__Material shown__:
------------------------------------------------

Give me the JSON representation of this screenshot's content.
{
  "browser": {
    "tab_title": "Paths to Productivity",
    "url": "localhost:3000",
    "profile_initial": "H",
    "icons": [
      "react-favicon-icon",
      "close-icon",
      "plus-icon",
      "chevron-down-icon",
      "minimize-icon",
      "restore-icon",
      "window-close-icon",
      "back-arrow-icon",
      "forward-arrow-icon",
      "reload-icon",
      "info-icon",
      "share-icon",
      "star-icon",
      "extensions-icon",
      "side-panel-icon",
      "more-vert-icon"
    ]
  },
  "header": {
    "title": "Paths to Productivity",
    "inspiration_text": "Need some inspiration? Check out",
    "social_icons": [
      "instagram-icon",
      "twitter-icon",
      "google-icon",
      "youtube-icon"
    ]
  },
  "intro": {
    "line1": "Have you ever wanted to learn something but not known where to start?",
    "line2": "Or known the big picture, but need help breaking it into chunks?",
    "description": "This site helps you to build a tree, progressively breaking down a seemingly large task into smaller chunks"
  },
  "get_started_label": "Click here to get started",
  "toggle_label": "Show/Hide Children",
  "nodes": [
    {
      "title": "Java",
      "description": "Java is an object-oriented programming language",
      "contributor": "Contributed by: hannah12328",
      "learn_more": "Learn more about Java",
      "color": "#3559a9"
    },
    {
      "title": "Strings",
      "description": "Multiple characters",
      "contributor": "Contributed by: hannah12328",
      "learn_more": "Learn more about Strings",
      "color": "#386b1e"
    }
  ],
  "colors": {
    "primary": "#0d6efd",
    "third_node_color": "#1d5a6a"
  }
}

------------------------------------------------

List all lines above in which the string "breaking" appears.

    "line2": "Or known the big picture, but need help breaking it into chunks?",
    "description": "This site helps you to build a tree, progressively breaking down a seemingly large task into smaller chunks"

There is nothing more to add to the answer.